Consigne écrite 1 –
Énumérez les trois « premières fois » que la page sur le pape François attribue à son pontificat.
Consigne écrite 2 –
Rassemblez chaque ligne des enregistrements contenant la chaîne « meet », en tenant compte de la casse.
=== Page ===
Le pape François est décédé au lendemain de la célébration de la Pâques chrétienne et de Pessah, unissant ainsi une dernière fois judaïsme et christianisme. L’Amitié Judéo-Chrétienne de France est en deuil, car il a incarné à bien des égards l’amitié entre juifs et chrétiens.

Bien entendu le pontificat de François long de douze années, ne se limite pas à la question des relations entre l’Église catholique et le judaïsme. Il venait de loin, « du bout du monde » a–t-il dit lui-même, de la lointaine Argentine. A une double « première fois » - premier pape latino-américain, premier pape jésuite de l’histoire - il ajoutait une troisième « première fois » : le choix de son nom de pontificat, François, qui claque à lui tout seul comme un message au monde.

Ces années, de 2013 à 2025, ont été marquées des mesures importantes concernant la gouvernance de l’Église, de nombreux voyages à travers le monde, visitant des pays jamais encore visités par un Pape comme l’Irak ou la Mongolie, des rappels puissants concernant la Doctrine sociale de l’Église en portant un intérêt particulier à toutes les marginalités, et à la lutte contre les abus au sein même des institutions ecclésiales.
Avec ses encycliques, François a renouvelé la théologie contemporaine en orientant la réflexion, en dialogue avec le monde, vers la synodalité et une Église de communion, vers les périphéries du monde comme de nos villes, vers l’écologie avec notamment, en 2015, son encyclique Laudato Sí, au titre emprunté précisément à la prière de François d’Assise.
=== Données de travail ===
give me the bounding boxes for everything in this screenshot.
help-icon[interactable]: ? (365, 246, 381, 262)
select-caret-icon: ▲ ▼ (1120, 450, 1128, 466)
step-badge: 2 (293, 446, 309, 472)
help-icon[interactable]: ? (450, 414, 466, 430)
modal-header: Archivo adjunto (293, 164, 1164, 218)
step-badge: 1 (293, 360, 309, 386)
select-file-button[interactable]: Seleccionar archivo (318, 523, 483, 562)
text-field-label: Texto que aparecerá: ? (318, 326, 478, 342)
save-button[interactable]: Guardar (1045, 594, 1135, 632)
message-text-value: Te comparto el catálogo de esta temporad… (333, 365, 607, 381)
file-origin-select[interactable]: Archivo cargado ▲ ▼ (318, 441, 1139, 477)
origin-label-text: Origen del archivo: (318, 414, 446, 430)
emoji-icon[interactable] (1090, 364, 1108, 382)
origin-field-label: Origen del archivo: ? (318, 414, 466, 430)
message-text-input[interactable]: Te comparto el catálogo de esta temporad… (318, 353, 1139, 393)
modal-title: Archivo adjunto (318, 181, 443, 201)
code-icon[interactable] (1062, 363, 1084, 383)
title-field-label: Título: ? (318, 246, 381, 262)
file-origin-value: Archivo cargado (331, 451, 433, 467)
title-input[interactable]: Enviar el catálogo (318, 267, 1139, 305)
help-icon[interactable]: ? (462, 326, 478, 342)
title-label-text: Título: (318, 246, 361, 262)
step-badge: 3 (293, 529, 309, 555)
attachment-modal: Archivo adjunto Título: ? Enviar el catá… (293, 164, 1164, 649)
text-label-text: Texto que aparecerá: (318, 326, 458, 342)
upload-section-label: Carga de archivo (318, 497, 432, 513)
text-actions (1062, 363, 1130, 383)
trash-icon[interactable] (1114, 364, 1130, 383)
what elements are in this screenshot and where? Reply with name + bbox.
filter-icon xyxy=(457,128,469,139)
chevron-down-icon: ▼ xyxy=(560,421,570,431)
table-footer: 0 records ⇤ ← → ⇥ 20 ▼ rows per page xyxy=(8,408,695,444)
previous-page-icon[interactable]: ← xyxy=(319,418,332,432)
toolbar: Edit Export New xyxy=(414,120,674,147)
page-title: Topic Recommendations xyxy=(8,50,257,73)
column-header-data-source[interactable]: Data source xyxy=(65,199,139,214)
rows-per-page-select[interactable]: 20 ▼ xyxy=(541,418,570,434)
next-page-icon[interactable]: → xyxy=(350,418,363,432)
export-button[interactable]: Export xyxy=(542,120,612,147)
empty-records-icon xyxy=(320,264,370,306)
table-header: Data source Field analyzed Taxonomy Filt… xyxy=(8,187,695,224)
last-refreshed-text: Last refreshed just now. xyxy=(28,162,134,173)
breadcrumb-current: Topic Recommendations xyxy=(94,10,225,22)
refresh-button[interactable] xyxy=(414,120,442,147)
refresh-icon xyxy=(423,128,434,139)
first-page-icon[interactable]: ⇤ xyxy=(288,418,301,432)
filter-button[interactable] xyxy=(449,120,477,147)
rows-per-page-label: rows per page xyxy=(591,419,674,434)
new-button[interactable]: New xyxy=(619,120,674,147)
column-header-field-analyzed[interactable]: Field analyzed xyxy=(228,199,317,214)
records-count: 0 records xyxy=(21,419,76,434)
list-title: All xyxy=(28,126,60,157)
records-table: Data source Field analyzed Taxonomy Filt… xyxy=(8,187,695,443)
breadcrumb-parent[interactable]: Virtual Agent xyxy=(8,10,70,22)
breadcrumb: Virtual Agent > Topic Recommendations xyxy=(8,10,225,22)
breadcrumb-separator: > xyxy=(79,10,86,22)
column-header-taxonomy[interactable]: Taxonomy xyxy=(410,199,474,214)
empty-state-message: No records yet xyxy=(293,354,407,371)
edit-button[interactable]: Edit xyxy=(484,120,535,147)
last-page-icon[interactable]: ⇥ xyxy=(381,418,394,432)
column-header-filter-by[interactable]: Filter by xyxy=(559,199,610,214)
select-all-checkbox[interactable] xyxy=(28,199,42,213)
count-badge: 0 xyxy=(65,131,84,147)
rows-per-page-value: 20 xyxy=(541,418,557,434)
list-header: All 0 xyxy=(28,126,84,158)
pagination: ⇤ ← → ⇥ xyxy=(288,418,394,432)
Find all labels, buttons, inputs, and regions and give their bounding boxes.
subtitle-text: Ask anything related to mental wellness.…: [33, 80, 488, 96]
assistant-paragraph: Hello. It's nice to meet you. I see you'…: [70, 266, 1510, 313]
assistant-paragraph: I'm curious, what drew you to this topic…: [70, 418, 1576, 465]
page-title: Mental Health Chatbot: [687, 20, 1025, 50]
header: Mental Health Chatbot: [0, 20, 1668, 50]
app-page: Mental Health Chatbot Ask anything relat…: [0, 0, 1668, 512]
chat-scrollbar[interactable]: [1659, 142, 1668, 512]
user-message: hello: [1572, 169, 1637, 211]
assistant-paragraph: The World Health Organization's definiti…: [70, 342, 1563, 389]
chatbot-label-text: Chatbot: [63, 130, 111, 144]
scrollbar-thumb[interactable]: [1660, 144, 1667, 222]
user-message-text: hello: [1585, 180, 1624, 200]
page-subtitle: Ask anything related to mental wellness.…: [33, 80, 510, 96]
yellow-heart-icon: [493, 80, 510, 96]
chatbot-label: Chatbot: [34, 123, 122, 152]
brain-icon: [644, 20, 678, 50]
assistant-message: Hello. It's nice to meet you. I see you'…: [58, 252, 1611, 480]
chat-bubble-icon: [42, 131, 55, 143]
===
Réponse complète 1 –
- Premier pape latino-américain
- Premier pape jésuite de l'histoire
- Le choix de son nom de pontificat, François

Réponse complète 2 –
assistant-paragraph: Hello. It's nice to meet you. I see you'…: [70, 266, 1510, 313]
assistant-message: Hello. It's nice to meet you. I see you'…: [58, 252, 1611, 480]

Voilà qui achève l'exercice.